* DATA EXTRACT

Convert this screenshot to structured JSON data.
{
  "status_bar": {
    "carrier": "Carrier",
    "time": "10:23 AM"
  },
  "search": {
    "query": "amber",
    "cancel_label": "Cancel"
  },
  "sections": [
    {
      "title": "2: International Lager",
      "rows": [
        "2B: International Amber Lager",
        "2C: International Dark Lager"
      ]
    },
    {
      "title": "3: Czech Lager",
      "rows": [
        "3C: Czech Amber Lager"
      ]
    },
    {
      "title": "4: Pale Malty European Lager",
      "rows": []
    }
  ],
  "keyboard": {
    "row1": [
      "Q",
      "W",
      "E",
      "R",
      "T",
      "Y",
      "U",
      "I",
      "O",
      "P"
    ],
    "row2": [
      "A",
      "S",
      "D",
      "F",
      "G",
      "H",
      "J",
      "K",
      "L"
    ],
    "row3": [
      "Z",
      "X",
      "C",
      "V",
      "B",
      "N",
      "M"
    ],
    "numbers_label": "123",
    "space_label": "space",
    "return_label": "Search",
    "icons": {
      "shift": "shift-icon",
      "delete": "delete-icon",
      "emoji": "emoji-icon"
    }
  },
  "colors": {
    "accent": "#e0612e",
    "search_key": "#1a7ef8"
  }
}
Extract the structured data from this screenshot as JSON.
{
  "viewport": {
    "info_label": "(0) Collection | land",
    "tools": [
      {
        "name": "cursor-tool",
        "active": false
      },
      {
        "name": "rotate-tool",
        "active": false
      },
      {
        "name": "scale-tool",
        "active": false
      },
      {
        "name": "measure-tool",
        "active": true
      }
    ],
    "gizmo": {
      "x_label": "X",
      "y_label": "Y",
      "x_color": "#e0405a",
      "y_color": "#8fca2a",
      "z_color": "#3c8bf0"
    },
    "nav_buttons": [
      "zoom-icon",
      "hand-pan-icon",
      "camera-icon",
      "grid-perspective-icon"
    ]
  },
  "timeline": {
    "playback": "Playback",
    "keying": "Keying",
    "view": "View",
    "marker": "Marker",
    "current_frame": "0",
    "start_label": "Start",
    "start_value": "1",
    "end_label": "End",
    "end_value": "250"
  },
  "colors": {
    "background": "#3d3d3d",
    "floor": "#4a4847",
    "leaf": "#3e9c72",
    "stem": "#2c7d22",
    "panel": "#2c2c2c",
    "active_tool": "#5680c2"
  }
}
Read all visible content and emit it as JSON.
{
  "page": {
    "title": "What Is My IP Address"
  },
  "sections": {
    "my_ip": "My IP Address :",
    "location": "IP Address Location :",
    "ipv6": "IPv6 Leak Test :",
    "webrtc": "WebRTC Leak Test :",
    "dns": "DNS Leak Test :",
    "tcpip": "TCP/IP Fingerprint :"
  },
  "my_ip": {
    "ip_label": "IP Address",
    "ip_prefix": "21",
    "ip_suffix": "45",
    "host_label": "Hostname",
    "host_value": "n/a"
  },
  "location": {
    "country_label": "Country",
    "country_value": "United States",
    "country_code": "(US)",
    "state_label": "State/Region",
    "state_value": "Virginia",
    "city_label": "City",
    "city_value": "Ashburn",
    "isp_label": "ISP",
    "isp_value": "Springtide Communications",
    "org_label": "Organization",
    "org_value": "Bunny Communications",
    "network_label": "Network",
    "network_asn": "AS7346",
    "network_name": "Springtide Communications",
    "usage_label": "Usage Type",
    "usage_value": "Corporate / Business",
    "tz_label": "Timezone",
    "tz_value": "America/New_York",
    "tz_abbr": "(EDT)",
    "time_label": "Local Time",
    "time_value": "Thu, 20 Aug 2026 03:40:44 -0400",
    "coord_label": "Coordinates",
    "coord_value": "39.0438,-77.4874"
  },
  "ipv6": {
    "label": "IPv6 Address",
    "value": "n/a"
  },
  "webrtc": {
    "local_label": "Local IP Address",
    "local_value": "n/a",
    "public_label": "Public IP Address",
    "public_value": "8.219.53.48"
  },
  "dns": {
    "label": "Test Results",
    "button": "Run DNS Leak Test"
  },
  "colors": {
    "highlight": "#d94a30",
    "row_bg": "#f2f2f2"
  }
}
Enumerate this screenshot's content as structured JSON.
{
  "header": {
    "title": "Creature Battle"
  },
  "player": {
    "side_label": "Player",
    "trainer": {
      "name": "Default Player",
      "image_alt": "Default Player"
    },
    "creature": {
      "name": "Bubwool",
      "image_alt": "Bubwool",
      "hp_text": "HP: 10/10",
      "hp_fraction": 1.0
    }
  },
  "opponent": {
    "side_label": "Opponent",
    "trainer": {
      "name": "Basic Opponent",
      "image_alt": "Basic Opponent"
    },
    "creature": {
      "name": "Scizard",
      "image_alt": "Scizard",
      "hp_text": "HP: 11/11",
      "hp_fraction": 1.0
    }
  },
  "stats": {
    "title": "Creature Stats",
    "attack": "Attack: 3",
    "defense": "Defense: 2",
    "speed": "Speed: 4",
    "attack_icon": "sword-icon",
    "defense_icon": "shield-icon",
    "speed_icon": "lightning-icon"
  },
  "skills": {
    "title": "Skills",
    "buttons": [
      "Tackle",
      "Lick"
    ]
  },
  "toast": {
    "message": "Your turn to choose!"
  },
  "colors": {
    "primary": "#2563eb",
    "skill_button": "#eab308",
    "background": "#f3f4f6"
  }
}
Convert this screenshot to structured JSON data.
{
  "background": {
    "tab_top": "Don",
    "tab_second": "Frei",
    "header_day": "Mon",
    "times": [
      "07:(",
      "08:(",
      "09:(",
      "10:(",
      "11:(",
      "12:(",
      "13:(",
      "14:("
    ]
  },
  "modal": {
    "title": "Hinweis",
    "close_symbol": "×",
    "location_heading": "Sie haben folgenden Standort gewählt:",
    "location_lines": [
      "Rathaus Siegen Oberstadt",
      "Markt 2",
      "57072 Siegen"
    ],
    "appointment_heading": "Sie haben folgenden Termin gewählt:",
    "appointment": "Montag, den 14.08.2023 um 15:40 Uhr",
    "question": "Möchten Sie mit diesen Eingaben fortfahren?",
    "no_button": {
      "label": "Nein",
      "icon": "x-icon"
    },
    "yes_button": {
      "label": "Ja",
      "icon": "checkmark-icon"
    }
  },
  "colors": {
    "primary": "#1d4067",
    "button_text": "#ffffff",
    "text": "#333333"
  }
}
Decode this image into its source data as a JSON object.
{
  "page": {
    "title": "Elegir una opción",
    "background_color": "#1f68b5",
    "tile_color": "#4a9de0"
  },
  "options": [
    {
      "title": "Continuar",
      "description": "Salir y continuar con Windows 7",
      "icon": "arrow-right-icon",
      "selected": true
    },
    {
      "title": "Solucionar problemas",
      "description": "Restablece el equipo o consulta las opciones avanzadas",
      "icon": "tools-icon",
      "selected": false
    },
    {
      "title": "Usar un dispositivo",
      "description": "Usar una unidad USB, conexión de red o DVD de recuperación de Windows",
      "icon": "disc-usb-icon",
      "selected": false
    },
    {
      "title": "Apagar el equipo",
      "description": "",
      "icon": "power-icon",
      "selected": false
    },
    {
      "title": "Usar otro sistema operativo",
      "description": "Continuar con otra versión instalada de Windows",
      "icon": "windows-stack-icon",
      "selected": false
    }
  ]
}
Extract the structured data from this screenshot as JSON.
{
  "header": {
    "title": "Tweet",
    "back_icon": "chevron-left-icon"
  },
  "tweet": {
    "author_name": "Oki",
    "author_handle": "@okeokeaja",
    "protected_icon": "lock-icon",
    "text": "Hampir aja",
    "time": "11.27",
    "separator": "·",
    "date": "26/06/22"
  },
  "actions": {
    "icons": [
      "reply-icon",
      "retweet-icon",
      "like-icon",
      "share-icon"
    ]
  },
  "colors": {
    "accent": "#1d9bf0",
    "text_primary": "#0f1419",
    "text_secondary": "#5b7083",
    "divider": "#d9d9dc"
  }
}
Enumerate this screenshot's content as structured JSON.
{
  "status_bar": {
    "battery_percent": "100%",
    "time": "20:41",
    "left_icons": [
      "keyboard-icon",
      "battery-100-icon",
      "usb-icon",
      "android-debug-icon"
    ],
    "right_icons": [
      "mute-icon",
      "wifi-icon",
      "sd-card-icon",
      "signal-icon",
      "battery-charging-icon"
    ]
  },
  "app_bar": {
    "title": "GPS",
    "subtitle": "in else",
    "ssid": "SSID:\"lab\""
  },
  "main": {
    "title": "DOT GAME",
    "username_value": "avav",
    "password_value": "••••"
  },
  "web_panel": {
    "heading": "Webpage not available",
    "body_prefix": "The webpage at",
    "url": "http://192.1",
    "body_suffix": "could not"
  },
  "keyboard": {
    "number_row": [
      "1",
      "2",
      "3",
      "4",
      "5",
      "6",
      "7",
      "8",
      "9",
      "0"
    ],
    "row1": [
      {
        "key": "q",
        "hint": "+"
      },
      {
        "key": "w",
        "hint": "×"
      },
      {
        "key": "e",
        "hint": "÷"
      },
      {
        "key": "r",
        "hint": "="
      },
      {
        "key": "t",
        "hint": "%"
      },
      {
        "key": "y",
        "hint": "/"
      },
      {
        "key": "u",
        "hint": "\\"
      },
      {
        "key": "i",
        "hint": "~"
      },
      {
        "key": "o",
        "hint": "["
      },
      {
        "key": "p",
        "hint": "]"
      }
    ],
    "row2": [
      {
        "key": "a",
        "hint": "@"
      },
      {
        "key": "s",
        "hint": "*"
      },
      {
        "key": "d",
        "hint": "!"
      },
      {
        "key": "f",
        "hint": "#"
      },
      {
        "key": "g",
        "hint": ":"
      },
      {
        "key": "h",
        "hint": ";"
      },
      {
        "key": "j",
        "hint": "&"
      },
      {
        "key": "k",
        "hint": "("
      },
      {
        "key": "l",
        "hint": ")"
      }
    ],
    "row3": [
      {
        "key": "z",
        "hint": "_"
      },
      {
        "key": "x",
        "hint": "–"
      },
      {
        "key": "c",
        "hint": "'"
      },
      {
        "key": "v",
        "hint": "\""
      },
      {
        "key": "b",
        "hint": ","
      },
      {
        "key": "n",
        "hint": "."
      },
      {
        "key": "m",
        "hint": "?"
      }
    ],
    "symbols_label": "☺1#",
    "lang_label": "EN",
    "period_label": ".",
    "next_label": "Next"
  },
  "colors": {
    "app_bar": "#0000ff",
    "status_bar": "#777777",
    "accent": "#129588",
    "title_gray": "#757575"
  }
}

* WHAT THE EXERCISE ASKS
Look through the listing and extract every line with "Basic" in it.

* FULL ANSWER
      "name": "Basic Opponent",
      "image_alt": "Basic Opponent"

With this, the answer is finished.